* [DATA FOR THIS TASK]:

▬▬▬▬▬▬

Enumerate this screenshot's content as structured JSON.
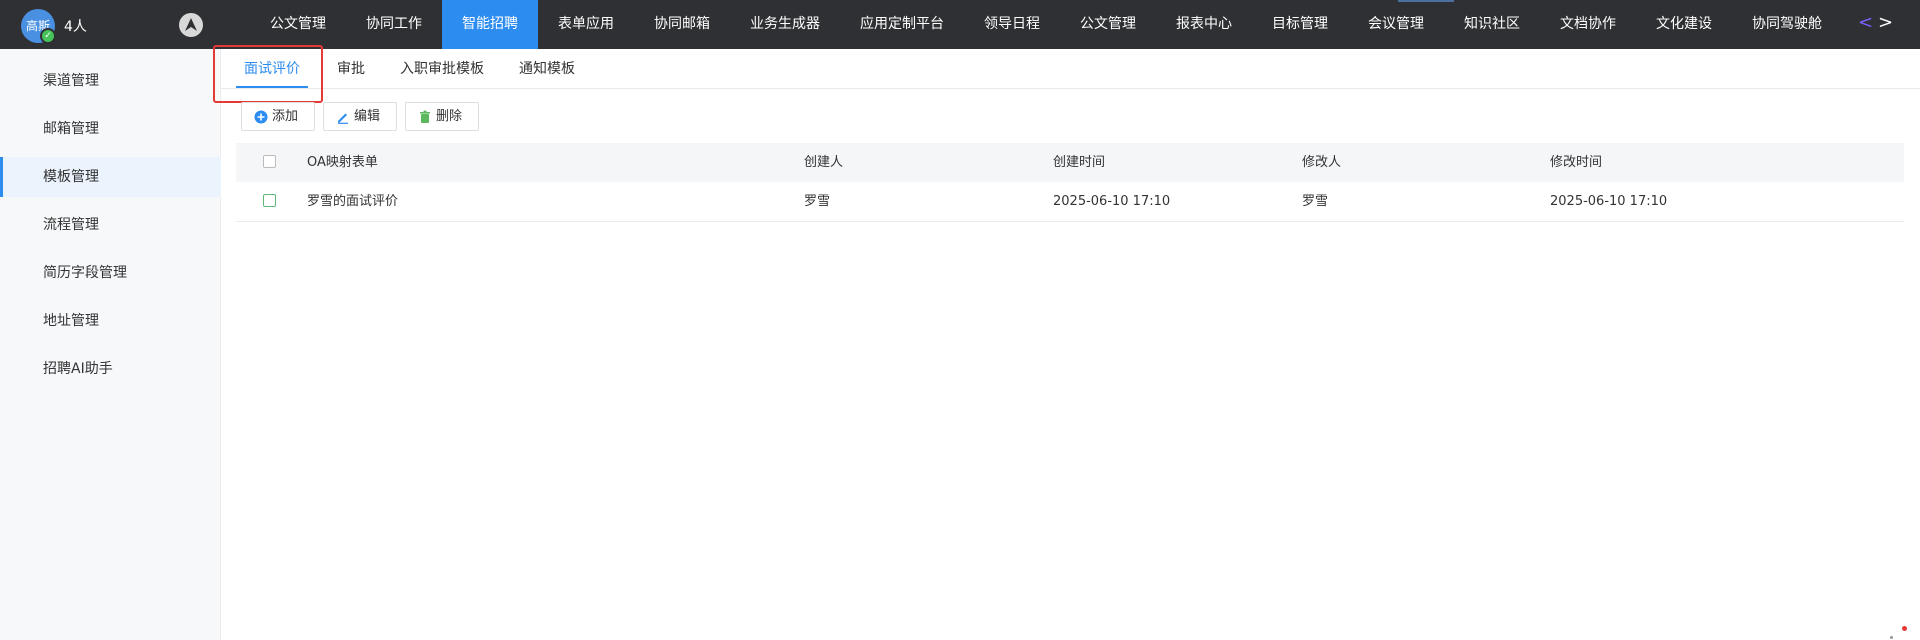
{
  "user": {
    "avatar_text": "高斯",
    "people_count": "4人"
  },
  "topnav": {
    "items": [
      "公文管理",
      "协同工作",
      "智能招聘",
      "表单应用",
      "协同邮箱",
      "业务生成器",
      "应用定制平台",
      "领导日程",
      "公文管理",
      "报表中心",
      "目标管理",
      "会议管理",
      "知识社区",
      "文档协作",
      "文化建设",
      "协同驾驶舱"
    ],
    "active_index": 2
  },
  "sidebar": {
    "items": [
      "渠道管理",
      "邮箱管理",
      "模板管理",
      "流程管理",
      "简历字段管理",
      "地址管理",
      "招聘AI助手"
    ],
    "active_index": 2
  },
  "tabs": {
    "items": [
      "面试评价",
      "审批",
      "入职审批模板",
      "通知模板"
    ],
    "active_index": 0
  },
  "toolbar": {
    "add_label": "添加",
    "edit_label": "编辑",
    "delete_label": "删除"
  },
  "table": {
    "columns": [
      "OA映射表单",
      "创建人",
      "创建时间",
      "修改人",
      "修改时间"
    ],
    "rows": [
      [
        "罗雪的面试评价",
        "罗雪",
        "2025-06-10 17:10",
        "罗雪",
        "2025-06-10 17:10"
      ]
    ]
  },
  "colors": {
    "accent": "#2d8cf0",
    "topbar": "#2f3033",
    "highlight": "#e53935"
  }
}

▬▬▬▬▬▬

* [CHALLENGE]: Without including any pictures, output all the entries above exactly.

* [FULL ANSWER]:
Enumerate this screenshot's content as structured JSON.
{
  "user": {
    "avatar_text": "高斯",
    "people_count": "4人"
  },
  "topnav": {
    "items": [
      "公文管理",
      "协同工作",
      "智能招聘",
      "表单应用",
      "协同邮箱",
      "业务生成器",
      "应用定制平台",
      "领导日程",
      "公文管理",
      "报表中心",
      "目标管理",
      "会议管理",
      "知识社区",
      "文档协作",
      "文化建设",
      "协同驾驶舱"
    ],
    "active_index": 2
  },
  "sidebar": {
    "items": [
      "渠道管理",
      "邮箱管理",
      "模板管理",
      "流程管理",
      "简历字段管理",
      "地址管理",
      "招聘AI助手"
    ],
    "active_index": 2
  },
  "tabs": {
    "items": [
      "面试评价",
      "审批",
      "入职审批模板",
      "通知模板"
    ],
    "active_index": 0
  },
  "toolbar": {
    "add_label": "添加",
    "edit_label": "编辑",
    "delete_label": "删除"
  },
  "table": {
    "columns": [
      "OA映射表单",
      "创建人",
      "创建时间",
      "修改人",
      "修改时间"
    ],
    "rows": [
      [
        "罗雪的面试评价",
        "罗雪",
        "2025-06-10 17:10",
        "罗雪",
        "2025-06-10 17:10"
      ]
    ]
  },
  "colors": {
    "accent": "#2d8cf0",
    "topbar": "#2f3033",
    "highlight": "#e53935"
  }
}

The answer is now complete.